▸ What is needed
Report each line of the data that includes the word "Windows".

▸ Data records
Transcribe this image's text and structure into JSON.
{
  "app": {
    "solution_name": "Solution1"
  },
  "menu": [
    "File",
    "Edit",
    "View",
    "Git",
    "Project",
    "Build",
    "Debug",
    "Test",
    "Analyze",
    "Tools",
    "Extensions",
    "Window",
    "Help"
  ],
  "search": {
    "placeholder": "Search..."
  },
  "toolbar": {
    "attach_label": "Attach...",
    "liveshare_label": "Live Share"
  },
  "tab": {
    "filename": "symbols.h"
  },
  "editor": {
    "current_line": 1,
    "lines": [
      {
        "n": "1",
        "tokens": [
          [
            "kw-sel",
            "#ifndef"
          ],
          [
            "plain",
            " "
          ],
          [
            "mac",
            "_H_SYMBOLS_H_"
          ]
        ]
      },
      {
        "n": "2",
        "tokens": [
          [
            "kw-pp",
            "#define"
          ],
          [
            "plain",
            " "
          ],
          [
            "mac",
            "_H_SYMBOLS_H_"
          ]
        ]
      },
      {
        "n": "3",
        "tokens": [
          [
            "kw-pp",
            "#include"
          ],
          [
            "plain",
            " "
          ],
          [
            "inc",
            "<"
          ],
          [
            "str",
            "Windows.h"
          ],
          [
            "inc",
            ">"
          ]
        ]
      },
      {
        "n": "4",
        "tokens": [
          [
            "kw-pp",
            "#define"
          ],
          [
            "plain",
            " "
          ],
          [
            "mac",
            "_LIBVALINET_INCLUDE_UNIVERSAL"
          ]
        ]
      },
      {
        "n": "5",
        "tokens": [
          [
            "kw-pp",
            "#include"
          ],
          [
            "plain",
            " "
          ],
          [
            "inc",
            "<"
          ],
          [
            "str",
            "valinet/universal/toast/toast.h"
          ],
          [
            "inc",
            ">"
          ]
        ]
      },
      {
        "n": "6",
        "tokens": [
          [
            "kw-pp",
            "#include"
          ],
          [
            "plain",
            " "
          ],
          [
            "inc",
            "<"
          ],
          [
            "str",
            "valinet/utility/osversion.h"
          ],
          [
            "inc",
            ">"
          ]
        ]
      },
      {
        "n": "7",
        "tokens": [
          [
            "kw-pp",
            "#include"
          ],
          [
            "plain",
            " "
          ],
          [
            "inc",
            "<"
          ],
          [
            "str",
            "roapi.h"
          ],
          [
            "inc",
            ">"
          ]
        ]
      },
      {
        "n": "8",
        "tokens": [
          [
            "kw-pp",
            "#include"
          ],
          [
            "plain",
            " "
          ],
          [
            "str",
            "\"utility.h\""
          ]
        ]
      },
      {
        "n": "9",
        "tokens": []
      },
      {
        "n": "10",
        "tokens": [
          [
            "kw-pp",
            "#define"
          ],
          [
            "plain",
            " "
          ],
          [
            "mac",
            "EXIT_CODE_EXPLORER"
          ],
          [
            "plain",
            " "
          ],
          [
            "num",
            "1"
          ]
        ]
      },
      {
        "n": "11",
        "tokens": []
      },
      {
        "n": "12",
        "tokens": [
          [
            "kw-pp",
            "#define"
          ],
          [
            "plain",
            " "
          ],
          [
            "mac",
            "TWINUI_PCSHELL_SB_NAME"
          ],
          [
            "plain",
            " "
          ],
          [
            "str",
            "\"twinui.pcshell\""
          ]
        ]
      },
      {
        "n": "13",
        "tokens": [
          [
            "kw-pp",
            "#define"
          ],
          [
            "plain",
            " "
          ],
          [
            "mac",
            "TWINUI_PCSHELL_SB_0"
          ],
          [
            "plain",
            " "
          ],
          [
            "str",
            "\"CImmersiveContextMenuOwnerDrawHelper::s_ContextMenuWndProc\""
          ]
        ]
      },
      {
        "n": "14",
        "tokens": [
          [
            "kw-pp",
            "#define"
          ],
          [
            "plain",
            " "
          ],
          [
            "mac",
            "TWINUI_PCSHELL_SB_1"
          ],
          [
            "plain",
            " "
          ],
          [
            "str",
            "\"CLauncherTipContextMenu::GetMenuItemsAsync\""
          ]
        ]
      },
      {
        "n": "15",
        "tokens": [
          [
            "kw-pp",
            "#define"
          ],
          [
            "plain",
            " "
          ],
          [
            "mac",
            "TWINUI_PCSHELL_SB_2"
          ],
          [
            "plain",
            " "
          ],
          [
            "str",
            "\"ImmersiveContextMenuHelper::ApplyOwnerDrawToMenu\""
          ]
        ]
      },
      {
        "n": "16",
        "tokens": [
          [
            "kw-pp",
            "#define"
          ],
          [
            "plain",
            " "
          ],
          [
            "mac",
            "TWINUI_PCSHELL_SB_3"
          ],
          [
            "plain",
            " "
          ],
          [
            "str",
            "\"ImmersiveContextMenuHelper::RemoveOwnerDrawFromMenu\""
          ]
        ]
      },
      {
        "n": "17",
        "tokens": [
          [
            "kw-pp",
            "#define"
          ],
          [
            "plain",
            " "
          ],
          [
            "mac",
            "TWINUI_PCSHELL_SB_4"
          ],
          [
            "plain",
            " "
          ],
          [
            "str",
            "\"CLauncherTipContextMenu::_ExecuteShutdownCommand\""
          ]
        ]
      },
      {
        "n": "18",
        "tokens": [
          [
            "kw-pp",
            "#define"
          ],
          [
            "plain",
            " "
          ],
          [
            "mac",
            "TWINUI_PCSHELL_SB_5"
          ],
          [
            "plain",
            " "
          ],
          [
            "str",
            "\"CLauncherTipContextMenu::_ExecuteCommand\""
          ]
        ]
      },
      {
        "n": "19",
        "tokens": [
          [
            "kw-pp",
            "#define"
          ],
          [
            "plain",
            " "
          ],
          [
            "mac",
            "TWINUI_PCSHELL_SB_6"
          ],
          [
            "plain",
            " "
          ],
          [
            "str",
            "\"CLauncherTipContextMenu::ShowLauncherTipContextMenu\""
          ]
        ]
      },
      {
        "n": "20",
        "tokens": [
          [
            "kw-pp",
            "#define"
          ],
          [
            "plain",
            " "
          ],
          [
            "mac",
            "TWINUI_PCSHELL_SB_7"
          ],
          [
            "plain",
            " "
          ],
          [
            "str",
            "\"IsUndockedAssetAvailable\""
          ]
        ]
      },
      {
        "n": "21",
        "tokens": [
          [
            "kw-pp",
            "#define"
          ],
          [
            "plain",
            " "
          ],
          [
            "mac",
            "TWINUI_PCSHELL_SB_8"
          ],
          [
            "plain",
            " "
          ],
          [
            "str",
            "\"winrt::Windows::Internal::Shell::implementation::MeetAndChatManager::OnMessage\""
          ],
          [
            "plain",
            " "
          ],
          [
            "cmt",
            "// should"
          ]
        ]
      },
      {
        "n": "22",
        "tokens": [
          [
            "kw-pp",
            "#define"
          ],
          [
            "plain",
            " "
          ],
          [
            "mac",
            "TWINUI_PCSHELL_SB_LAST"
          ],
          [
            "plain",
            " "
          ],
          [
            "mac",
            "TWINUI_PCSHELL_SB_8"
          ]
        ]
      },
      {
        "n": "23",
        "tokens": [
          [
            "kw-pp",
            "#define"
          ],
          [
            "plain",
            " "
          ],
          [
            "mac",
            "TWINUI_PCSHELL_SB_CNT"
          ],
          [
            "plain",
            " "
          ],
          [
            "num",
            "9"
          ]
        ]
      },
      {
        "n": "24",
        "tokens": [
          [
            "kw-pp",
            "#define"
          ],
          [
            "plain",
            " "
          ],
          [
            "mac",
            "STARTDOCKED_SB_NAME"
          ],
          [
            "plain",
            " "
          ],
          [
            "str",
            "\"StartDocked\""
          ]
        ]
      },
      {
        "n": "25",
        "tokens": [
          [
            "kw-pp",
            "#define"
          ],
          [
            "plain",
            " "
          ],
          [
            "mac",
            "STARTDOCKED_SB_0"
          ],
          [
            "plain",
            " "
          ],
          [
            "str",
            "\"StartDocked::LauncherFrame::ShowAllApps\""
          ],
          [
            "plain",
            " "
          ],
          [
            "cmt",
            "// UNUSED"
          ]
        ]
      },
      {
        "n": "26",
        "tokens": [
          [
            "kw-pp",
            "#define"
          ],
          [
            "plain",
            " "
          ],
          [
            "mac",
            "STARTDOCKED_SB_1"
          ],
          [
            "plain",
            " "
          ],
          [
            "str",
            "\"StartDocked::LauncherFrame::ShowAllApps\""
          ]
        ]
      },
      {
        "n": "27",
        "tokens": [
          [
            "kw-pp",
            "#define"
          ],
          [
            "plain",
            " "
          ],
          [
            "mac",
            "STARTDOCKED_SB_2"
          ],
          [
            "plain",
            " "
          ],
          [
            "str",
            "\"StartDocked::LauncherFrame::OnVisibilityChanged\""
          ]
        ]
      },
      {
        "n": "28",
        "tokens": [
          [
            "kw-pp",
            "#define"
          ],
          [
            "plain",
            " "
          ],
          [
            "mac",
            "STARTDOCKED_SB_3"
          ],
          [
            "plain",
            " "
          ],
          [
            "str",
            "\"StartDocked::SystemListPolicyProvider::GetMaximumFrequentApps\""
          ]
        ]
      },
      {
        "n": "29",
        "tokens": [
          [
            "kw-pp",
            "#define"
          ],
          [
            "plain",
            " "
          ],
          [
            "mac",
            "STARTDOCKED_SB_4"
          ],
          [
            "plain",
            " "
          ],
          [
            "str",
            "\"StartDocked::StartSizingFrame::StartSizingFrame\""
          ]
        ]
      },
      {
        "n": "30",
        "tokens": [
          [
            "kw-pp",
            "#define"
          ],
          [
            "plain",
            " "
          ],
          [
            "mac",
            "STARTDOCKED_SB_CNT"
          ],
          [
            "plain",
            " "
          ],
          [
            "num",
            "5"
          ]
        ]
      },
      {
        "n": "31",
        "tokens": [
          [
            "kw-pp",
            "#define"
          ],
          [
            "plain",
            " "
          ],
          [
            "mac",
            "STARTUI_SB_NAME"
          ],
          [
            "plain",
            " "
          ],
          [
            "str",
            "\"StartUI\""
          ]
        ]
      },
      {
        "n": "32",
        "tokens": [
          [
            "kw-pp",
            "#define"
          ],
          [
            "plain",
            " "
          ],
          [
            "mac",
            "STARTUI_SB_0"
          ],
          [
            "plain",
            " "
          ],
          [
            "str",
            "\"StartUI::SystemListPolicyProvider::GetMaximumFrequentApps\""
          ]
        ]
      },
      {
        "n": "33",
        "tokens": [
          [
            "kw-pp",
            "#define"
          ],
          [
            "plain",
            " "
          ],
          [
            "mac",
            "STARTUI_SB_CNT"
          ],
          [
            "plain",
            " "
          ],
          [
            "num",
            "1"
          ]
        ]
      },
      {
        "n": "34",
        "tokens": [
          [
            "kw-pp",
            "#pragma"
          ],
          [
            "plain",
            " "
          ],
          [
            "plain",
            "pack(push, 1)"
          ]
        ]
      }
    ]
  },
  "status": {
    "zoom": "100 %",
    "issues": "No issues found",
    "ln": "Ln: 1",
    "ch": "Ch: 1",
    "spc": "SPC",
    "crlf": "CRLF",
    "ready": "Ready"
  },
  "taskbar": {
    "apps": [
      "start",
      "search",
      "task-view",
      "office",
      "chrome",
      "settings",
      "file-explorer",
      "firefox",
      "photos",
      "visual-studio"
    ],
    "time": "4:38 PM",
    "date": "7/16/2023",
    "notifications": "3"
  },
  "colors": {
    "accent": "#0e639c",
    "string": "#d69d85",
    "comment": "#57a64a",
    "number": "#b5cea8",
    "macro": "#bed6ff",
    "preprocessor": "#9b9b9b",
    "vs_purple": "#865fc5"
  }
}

▸ Result of this task
            "Windows.h"
            "\"winrt::Windows::Internal::Shell::implementation::MeetAndChatManager::OnMessage\""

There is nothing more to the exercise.